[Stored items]

++++++

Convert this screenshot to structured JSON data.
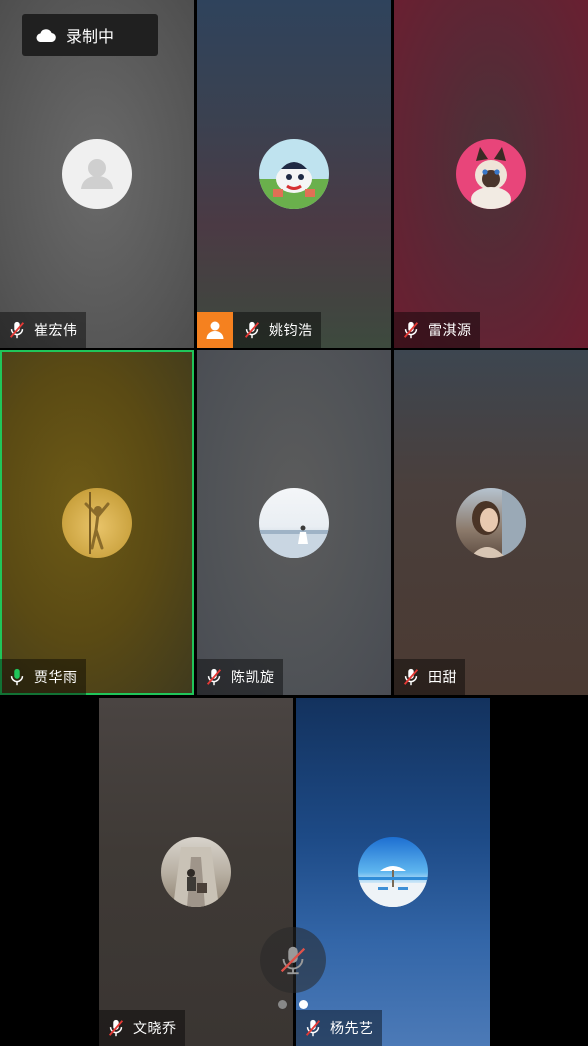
{
  "recording": {
    "label": "录制中",
    "icon": "cloud-icon"
  },
  "participants": [
    {
      "name": "崔宏伟",
      "status": "muted",
      "avatar": "default-avatar"
    },
    {
      "name": "姚钧浩",
      "status": "muted",
      "role": "host",
      "avatar": "cartoon-cat-avatar"
    },
    {
      "name": "雷淇源",
      "status": "muted",
      "avatar": "siamese-cat-avatar"
    },
    {
      "name": "贾华雨",
      "status": "speaking",
      "active": true,
      "avatar": "dancer-silhouette-avatar"
    },
    {
      "name": "陈凯旋",
      "status": "muted",
      "avatar": "beach-person-avatar"
    },
    {
      "name": "田甜",
      "status": "muted",
      "avatar": "girl-portrait-avatar"
    },
    {
      "name": "文晓乔",
      "status": "muted",
      "avatar": "hallway-person-avatar"
    },
    {
      "name": "杨先艺",
      "status": "muted",
      "avatar": "beach-umbrella-avatar"
    }
  ],
  "controls": {
    "mute_icon": "mic-off-icon"
  },
  "pager": {
    "pages": 2,
    "current": 2
  },
  "colors": {
    "active_border": "#20c55a",
    "host_badge": "#f5811f",
    "speaking_mic": "#20c55a"
  }
}
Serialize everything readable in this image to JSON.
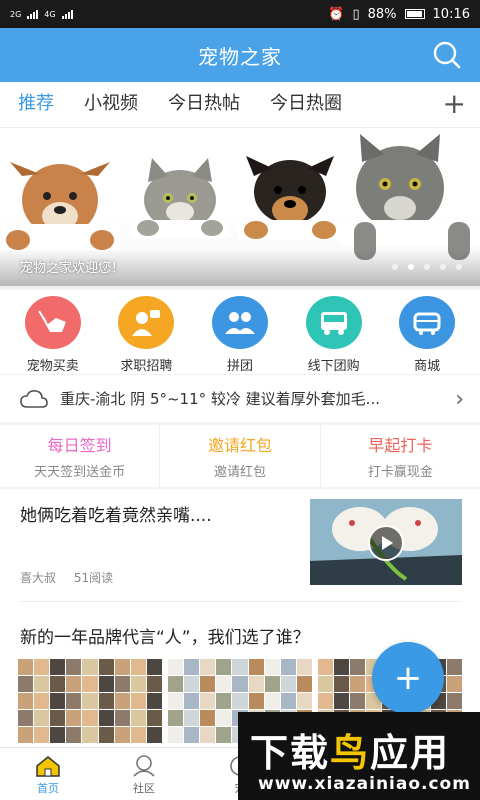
{
  "status_bar": {
    "network_left": "2G",
    "network_right": "4G",
    "battery": "88%",
    "time": "10:16"
  },
  "header": {
    "title": "宠物之家"
  },
  "tabs": [
    {
      "label": "推荐",
      "active": true
    },
    {
      "label": "小视频"
    },
    {
      "label": "今日热帖"
    },
    {
      "label": "今日热圈"
    }
  ],
  "banner": {
    "caption": "宠物之家欢迎您！",
    "slide_count": 5,
    "active_slide": 2
  },
  "services": [
    {
      "label": "宠物买卖",
      "color": "#f26b6b",
      "icon": "dog-leash-icon"
    },
    {
      "label": "求职招聘",
      "color": "#f5a623",
      "icon": "job-icon"
    },
    {
      "label": "拼团",
      "color": "#3b95e0",
      "icon": "group-icon"
    },
    {
      "label": "线下团购",
      "color": "#2ec4b6",
      "icon": "bus-icon"
    },
    {
      "label": "商城",
      "color": "#3b95e0",
      "icon": "shop-icon"
    }
  ],
  "weather": {
    "text": "重庆-渝北 阴 5°~11° 较冷 建议着厚外套加毛..."
  },
  "promos": [
    {
      "title": "每日签到",
      "subtitle": "天天签到送金币",
      "color": "#ea68c7"
    },
    {
      "title": "邀请红包",
      "subtitle": "邀请红包",
      "color": "#f5a623"
    },
    {
      "title": "早起打卡",
      "subtitle": "打卡赢现金",
      "color": "#f0615a"
    }
  ],
  "feed": [
    {
      "title": "她俩吃着吃着竟然亲嘴....",
      "author": "喜大叔",
      "reads": "51阅读"
    },
    {
      "title": "新的一年品牌代言“人”，我们选了谁？"
    }
  ],
  "fab": {
    "label": "+"
  },
  "bottom_nav": [
    {
      "label": "首页",
      "active": true
    },
    {
      "label": "社区"
    },
    {
      "label": "宠"
    }
  ],
  "watermark": {
    "part1": "下载",
    "part2": "鸟",
    "part3": "应用",
    "url": "www.xiazainiao.com"
  }
}
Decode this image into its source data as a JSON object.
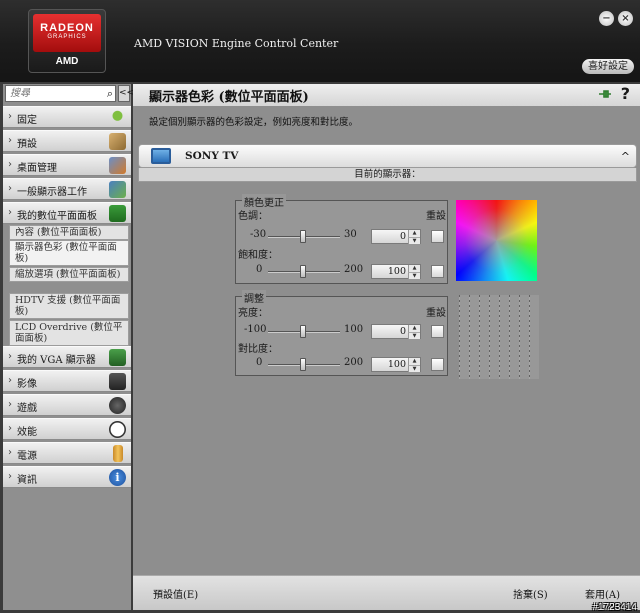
{
  "header": {
    "logo_brand": "RADEON",
    "logo_sub": "GRAPHICS",
    "logo_maker": "AMD",
    "app_title": "AMD VISION Engine Control Center",
    "prefs_label": "喜好設定",
    "minimize_glyph": "−",
    "close_glyph": "×"
  },
  "sidebar": {
    "search_placeholder": "搜尋",
    "search_icon": "search-icon",
    "collapse_glyph": "<<",
    "items": [
      {
        "label": "固定",
        "icon": "pin-icon"
      },
      {
        "label": "預設",
        "icon": "presets-icon"
      },
      {
        "label": "桌面管理",
        "icon": "desktop-icon"
      },
      {
        "label": "一般顯示器工作",
        "icon": "display-tasks-icon"
      },
      {
        "label": "我的數位平面面板",
        "icon": "flat-panel-icon"
      },
      {
        "label": "我的 VGA 顯示器",
        "icon": "vga-icon"
      },
      {
        "label": "影像",
        "icon": "video-icon"
      },
      {
        "label": "遊戲",
        "icon": "gaming-icon"
      },
      {
        "label": "效能",
        "icon": "performance-icon"
      },
      {
        "label": "電源",
        "icon": "power-icon"
      },
      {
        "label": "資訊",
        "icon": "info-icon"
      }
    ],
    "subitems": [
      "內容 (數位平面面板)",
      "顯示器色彩 (數位平面面板)",
      "縮放選項 (數位平面面板)",
      "HDTV 支援 (數位平面面板)",
      "LCD Overdrive (數位平面面板)"
    ],
    "arrow": "›"
  },
  "main": {
    "title": "顯示器色彩 (數位平面面板)",
    "help_glyph": "?",
    "description": "設定個別顯示器的色彩設定，例如亮度和對比度。",
    "display_name": "SONY TV",
    "display_caption": "目前的顯示器：",
    "chevron": "^",
    "color_group": {
      "title": "顏色更正",
      "reset_label": "重設",
      "hue": {
        "label": "色調：",
        "min": "-30",
        "max": "30",
        "value": "0",
        "fraction": 0.5
      },
      "saturation": {
        "label": "飽和度：",
        "min": "0",
        "max": "200",
        "value": "100",
        "fraction": 0.5
      }
    },
    "adjust_group": {
      "title": "調整",
      "reset_label": "重設",
      "brightness": {
        "label": "亮度：",
        "min": "-100",
        "max": "100",
        "value": "0",
        "fraction": 0.5
      },
      "contrast": {
        "label": "對比度：",
        "min": "0",
        "max": "200",
        "value": "100",
        "fraction": 0.5
      }
    },
    "footer": {
      "defaults_label": "預設值(E)",
      "discard_label": "捨棄(S)",
      "apply_label": "套用(A)"
    }
  },
  "watermark": "#1723414"
}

++++++

* **WORK TO BE COMPLETED**
Omit each picture, then return all of the listing exactly as it stands.

* **ANSWER TO THE TASK**
Convert this screenshot to structured JSON data.
{
  "recording": {
    "label": "录制中",
    "icon": "cloud-icon"
  },
  "participants": [
    {
      "name": "崔宏伟",
      "status": "muted",
      "avatar": "default-avatar"
    },
    {
      "name": "姚钧浩",
      "status": "muted",
      "role": "host",
      "avatar": "cartoon-cat-avatar"
    },
    {
      "name": "雷淇源",
      "status": "muted",
      "avatar": "siamese-cat-avatar"
    },
    {
      "name": "贾华雨",
      "status": "speaking",
      "active": true,
      "avatar": "dancer-silhouette-avatar"
    },
    {
      "name": "陈凯旋",
      "status": "muted",
      "avatar": "beach-person-avatar"
    },
    {
      "name": "田甜",
      "status": "muted",
      "avatar": "girl-portrait-avatar"
    },
    {
      "name": "文晓乔",
      "status": "muted",
      "avatar": "hallway-person-avatar"
    },
    {
      "name": "杨先艺",
      "status": "muted",
      "avatar": "beach-umbrella-avatar"
    }
  ],
  "controls": {
    "mute_icon": "mic-off-icon"
  },
  "pager": {
    "pages": 2,
    "current": 2
  },
  "colors": {
    "active_border": "#20c55a",
    "host_badge": "#f5811f",
    "speaking_mic": "#20c55a"
  }
}
Serialize everything readable in this image to JSON.
{
  "status_bar": {
    "network_left": "2G",
    "network_right": "4G",
    "battery": "88%",
    "time": "10:16"
  },
  "header": {
    "title": "宠物之家"
  },
  "tabs": [
    {
      "label": "推荐",
      "active": true
    },
    {
      "label": "小视频"
    },
    {
      "label": "今日热帖"
    },
    {
      "label": "今日热圈"
    }
  ],
  "banner": {
    "caption": "宠物之家欢迎您！",
    "slide_count": 5,
    "active_slide": 2
  },
  "services": [
    {
      "label": "宠物买卖",
      "color": "#f26b6b",
      "icon": "dog-leash-icon"
    },
    {
      "label": "求职招聘",
      "color": "#f5a623",
      "icon": "job-icon"
    },
    {
      "label": "拼团",
      "color": "#3b95e0",
      "icon": "group-icon"
    },
    {
      "label": "线下团购",
      "color": "#2ec4b6",
      "icon": "bus-icon"
    },
    {
      "label": "商城",
      "color": "#3b95e0",
      "icon": "shop-icon"
    }
  ],
  "weather": {
    "text": "重庆-渝北 阴 5°~11° 较冷 建议着厚外套加毛..."
  },
  "promos": [
    {
      "title": "每日签到",
      "subtitle": "天天签到送金币",
      "color": "#ea68c7"
    },
    {
      "title": "邀请红包",
      "subtitle": "邀请红包",
      "color": "#f5a623"
    },
    {
      "title": "早起打卡",
      "subtitle": "打卡赢现金",
      "color": "#f0615a"
    }
  ],
  "feed": [
    {
      "title": "她俩吃着吃着竟然亲嘴....",
      "author": "喜大叔",
      "reads": "51阅读"
    },
    {
      "title": "新的一年品牌代言“人”，我们选了谁？"
    }
  ],
  "fab": {
    "label": "+"
  },
  "bottom_nav": [
    {
      "label": "首页",
      "active": true
    },
    {
      "label": "社区"
    },
    {
      "label": "宠"
    }
  ],
  "watermark": {
    "part1": "下载",
    "part2": "鸟",
    "part3": "应用",
    "url": "www.xiazainiao.com"
  }
}
Decode this image into its source data as a JSON object.
{
  "header": {
    "logo_brand": "RADEON",
    "logo_sub": "GRAPHICS",
    "logo_maker": "AMD",
    "app_title": "AMD VISION Engine Control Center",
    "prefs_label": "喜好設定",
    "minimize_glyph": "−",
    "close_glyph": "×"
  },
  "sidebar": {
    "search_placeholder": "搜尋",
    "search_icon": "search-icon",
    "collapse_glyph": "<<",
    "items": [
      {
        "label": "固定",
        "icon": "pin-icon"
      },
      {
        "label": "預設",
        "icon": "presets-icon"
      },
      {
        "label": "桌面管理",
        "icon": "desktop-icon"
      },
      {
        "label": "一般顯示器工作",
        "icon": "display-tasks-icon"
      },
      {
        "label": "我的數位平面面板",
        "icon": "flat-panel-icon"
      },
      {
        "label": "我的 VGA 顯示器",
        "icon": "vga-icon"
      },
      {
        "label": "影像",
        "icon": "video-icon"
      },
      {
        "label": "遊戲",
        "icon": "gaming-icon"
      },
      {
        "label": "效能",
        "icon": "performance-icon"
      },
      {
        "label": "電源",
        "icon": "power-icon"
      },
      {
        "label": "資訊",
        "icon": "info-icon"
      }
    ],
    "subitems": [
      "內容 (數位平面面板)",
      "顯示器色彩 (數位平面面板)",
      "縮放選項 (數位平面面板)",
      "HDTV 支援 (數位平面面板)",
      "LCD Overdrive (數位平面面板)"
    ],
    "arrow": "›"
  },
  "main": {
    "title": "顯示器色彩 (數位平面面板)",
    "help_glyph": "?",
    "description": "設定個別顯示器的色彩設定，例如亮度和對比度。",
    "display_name": "SONY TV",
    "display_caption": "目前的顯示器：",
    "chevron": "^",
    "color_group": {
      "title": "顏色更正",
      "reset_label": "重設",
      "hue": {
        "label": "色調：",
        "min": "-30",
        "max": "30",
        "value": "0",
        "fraction": 0.5
      },
      "saturation": {
        "label": "飽和度：",
        "min": "0",
        "max": "200",
        "value": "100",
        "fraction": 0.5
      }
    },
    "adjust_group": {
      "title": "調整",
      "reset_label": "重設",
      "brightness": {
        "label": "亮度：",
        "min": "-100",
        "max": "100",
        "value": "0",
        "fraction": 0.5
      },
      "contrast": {
        "label": "對比度：",
        "min": "0",
        "max": "200",
        "value": "100",
        "fraction": 0.5
      }
    },
    "footer": {
      "defaults_label": "預設值(E)",
      "discard_label": "捨棄(S)",
      "apply_label": "套用(A)"
    }
  },
  "watermark": "#1723414"
}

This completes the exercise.